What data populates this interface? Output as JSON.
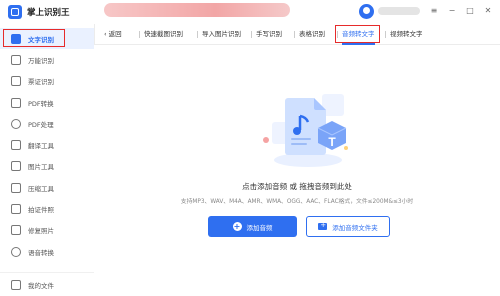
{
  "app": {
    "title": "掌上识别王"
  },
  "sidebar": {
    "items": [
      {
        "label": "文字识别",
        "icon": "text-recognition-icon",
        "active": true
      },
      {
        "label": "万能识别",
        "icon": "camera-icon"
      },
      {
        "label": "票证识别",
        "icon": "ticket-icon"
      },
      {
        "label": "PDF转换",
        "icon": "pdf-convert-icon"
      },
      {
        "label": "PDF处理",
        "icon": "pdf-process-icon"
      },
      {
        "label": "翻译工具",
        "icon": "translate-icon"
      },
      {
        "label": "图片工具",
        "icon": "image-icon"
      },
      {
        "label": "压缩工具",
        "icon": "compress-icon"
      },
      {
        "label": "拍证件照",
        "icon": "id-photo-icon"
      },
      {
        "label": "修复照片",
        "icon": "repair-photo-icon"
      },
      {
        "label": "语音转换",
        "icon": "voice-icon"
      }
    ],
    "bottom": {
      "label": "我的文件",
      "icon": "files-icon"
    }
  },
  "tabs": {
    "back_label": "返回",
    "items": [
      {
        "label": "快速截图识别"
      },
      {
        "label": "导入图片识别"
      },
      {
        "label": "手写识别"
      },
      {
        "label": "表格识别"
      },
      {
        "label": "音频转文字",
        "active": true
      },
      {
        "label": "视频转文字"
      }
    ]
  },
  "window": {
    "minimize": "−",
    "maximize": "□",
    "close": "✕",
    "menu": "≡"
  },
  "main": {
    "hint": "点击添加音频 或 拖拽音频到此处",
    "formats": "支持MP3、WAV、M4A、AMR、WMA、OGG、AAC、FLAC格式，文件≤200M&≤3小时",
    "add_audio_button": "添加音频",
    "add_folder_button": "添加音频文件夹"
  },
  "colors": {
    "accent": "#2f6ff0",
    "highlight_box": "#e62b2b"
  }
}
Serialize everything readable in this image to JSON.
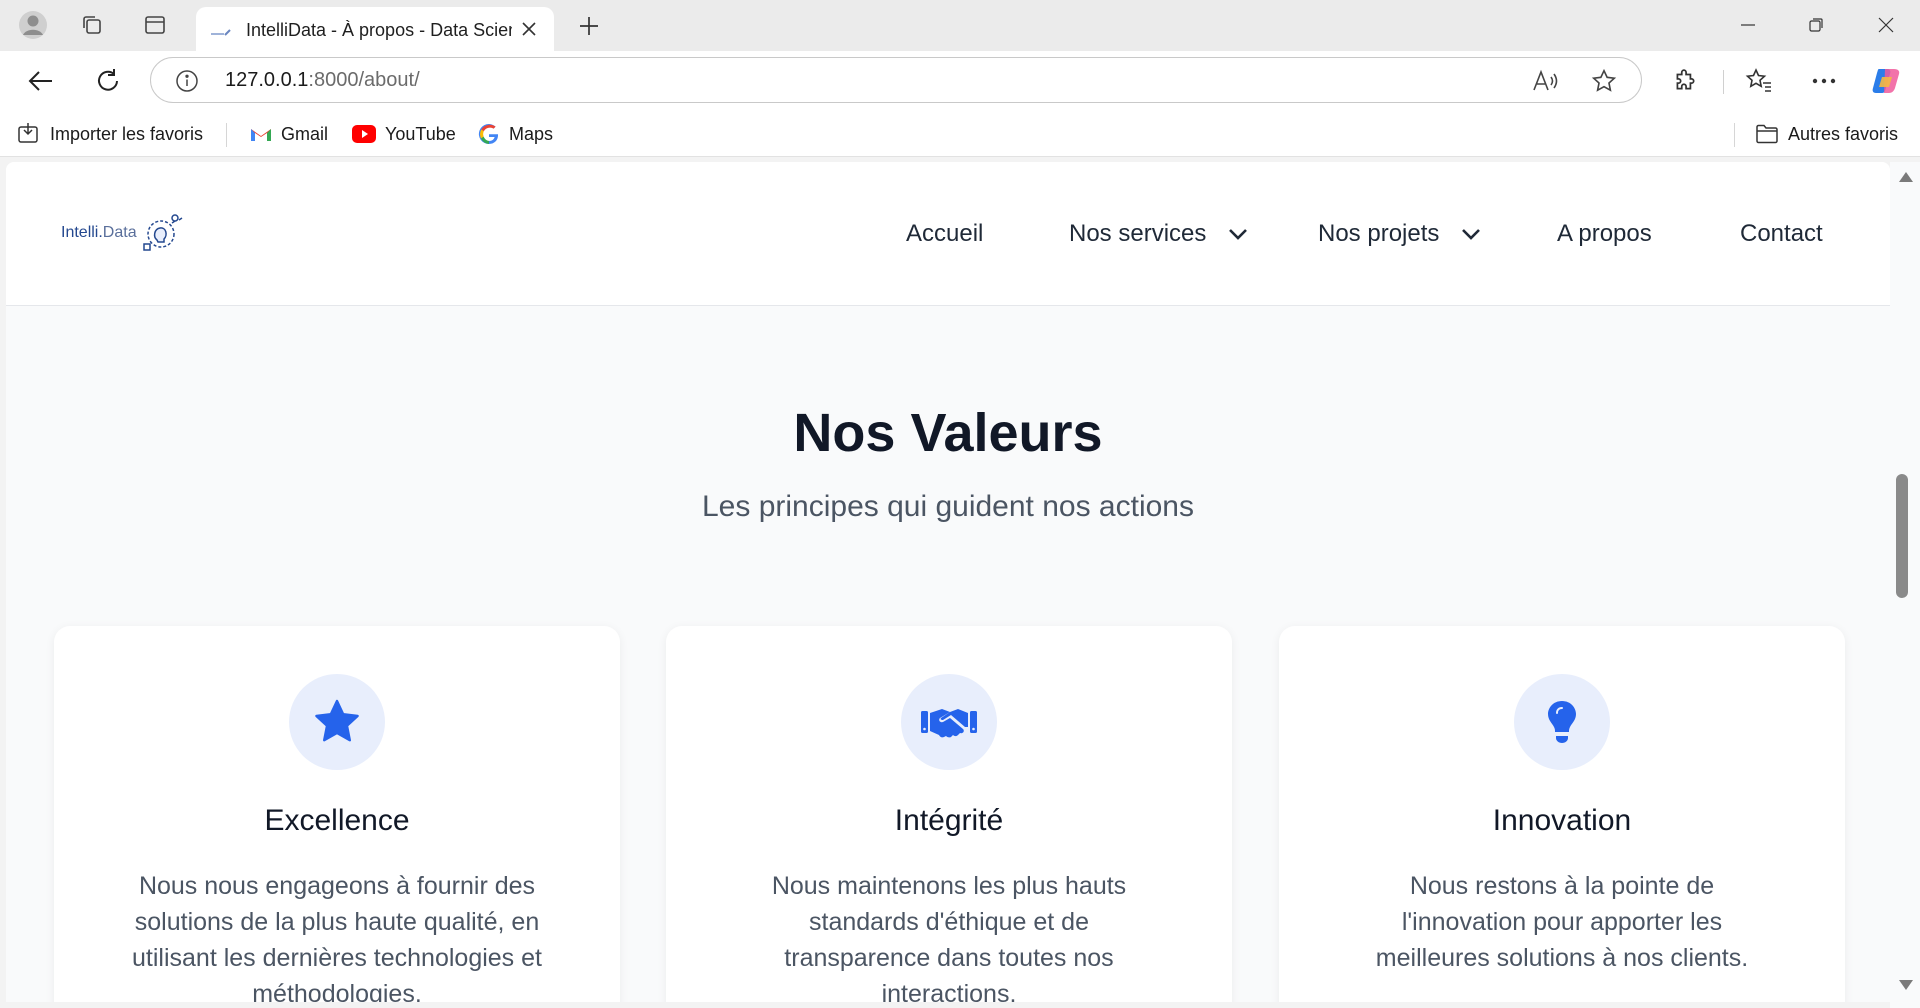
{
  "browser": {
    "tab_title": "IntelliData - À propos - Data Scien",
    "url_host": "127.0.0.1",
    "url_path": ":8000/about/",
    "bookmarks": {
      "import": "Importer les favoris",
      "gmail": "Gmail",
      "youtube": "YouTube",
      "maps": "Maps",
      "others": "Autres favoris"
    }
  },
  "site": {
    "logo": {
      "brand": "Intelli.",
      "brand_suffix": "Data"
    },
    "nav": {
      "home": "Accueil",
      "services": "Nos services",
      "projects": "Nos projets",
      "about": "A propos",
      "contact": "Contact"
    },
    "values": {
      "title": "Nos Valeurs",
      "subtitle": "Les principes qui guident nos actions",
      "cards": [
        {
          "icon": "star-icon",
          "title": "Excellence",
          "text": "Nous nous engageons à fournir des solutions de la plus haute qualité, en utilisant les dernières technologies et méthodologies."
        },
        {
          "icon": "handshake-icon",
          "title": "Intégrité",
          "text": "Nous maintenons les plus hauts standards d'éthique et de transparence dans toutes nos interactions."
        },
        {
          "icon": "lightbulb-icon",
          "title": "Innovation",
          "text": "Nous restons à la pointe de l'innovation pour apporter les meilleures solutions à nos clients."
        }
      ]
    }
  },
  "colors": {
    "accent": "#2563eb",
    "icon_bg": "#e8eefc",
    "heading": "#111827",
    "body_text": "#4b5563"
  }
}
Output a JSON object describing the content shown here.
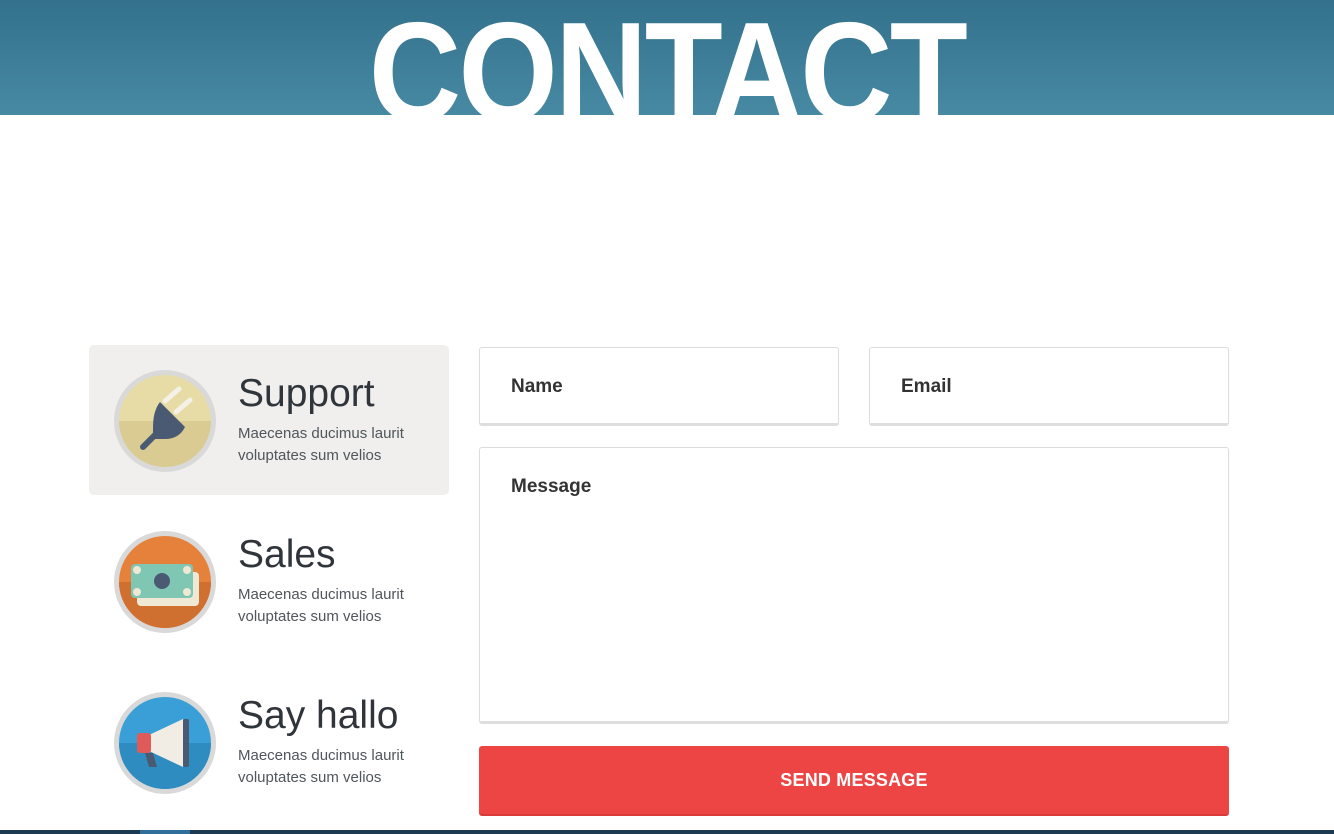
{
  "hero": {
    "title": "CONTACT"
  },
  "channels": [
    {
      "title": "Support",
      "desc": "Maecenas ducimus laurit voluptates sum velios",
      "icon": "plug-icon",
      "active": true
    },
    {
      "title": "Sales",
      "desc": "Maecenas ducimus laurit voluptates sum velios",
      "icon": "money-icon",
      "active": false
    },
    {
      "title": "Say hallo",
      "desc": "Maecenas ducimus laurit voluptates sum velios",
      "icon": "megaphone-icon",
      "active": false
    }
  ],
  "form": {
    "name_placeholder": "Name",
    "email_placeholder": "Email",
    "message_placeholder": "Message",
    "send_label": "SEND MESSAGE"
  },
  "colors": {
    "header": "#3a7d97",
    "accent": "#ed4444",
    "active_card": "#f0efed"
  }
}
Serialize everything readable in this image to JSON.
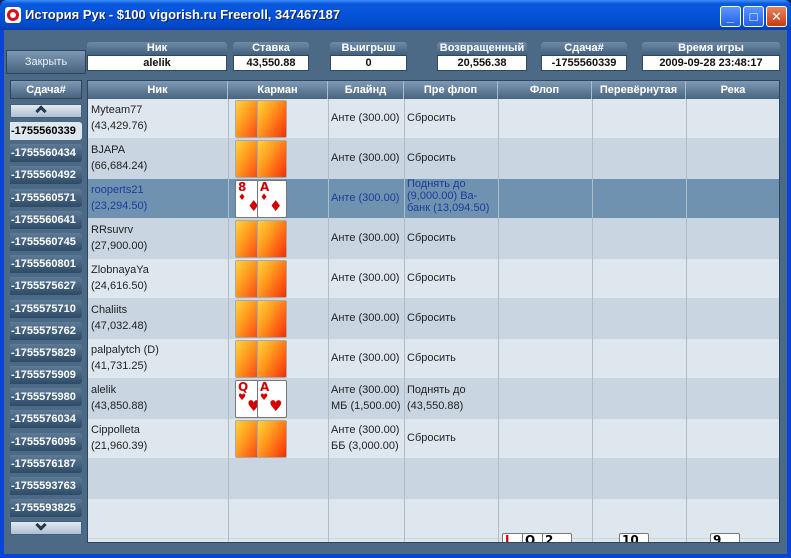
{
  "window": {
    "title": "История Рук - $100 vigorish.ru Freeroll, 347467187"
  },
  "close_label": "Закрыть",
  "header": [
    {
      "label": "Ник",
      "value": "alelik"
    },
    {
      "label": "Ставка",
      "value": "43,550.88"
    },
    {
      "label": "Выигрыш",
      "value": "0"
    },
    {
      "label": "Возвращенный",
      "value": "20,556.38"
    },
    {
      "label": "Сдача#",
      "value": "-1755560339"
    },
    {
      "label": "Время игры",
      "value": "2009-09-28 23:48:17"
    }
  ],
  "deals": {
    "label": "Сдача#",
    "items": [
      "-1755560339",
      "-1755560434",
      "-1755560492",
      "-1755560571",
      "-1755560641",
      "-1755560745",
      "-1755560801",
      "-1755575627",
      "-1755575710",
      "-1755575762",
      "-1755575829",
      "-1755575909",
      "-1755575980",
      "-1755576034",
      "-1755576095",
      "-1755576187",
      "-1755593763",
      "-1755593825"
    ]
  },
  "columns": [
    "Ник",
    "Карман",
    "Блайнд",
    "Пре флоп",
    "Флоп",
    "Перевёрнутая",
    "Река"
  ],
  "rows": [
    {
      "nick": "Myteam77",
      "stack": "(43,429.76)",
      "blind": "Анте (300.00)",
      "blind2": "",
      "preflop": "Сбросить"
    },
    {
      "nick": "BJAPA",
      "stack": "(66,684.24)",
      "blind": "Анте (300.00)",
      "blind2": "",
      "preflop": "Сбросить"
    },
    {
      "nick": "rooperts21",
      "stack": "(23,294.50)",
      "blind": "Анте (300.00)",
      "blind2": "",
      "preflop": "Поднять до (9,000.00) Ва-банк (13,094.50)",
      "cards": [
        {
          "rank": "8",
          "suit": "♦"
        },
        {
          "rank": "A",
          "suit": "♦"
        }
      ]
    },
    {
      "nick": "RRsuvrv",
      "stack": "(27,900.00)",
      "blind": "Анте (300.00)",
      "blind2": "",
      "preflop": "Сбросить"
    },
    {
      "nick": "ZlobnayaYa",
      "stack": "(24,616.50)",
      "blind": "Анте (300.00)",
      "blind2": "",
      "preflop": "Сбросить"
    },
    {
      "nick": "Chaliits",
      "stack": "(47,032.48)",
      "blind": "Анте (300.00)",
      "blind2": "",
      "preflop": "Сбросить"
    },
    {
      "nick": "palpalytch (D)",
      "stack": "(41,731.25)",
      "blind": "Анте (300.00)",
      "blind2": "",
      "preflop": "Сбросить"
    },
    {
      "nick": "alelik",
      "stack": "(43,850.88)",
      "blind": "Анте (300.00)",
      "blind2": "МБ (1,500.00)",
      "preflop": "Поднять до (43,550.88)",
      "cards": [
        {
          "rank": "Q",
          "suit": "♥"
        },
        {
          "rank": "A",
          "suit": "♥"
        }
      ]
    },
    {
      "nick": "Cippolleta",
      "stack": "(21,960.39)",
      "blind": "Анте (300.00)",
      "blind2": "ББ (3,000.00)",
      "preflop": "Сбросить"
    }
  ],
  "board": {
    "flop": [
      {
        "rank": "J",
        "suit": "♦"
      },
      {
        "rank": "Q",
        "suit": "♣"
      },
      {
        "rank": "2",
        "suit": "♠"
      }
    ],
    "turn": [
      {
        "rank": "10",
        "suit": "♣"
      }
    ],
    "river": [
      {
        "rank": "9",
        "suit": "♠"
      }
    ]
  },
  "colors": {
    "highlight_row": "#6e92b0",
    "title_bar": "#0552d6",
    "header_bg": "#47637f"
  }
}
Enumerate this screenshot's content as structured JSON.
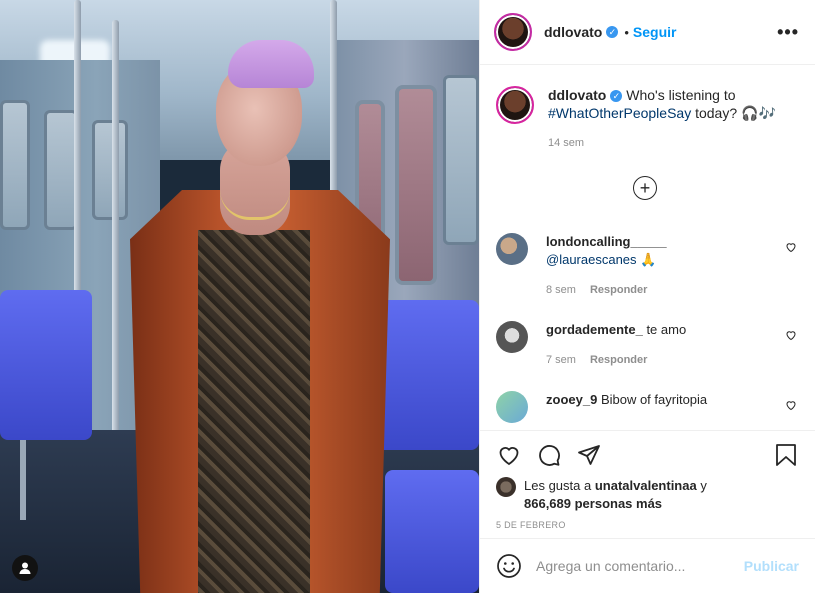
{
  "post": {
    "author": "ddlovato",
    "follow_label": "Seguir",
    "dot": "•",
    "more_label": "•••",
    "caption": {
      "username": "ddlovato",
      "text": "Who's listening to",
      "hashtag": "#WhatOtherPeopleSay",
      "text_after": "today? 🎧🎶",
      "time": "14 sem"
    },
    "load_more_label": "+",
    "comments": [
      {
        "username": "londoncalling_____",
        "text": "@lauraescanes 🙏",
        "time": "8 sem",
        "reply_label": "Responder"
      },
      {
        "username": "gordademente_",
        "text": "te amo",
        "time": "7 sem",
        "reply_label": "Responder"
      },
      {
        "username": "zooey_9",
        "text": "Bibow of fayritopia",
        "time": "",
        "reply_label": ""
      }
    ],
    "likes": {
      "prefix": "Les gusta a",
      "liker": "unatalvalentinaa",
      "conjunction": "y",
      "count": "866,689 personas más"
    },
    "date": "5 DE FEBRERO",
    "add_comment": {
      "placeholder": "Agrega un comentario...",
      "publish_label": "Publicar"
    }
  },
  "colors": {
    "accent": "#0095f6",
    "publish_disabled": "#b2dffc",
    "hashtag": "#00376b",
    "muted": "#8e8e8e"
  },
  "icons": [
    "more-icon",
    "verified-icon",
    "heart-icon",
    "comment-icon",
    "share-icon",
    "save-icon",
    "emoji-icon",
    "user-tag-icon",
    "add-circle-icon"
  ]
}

* [OBJECTIVE]: Gather each line in these records that contains the string "propos".

* [FINAL ANSWER]:
    "tab_title": "IntelliData - À propos - Data Scien",
      "about": "A propos",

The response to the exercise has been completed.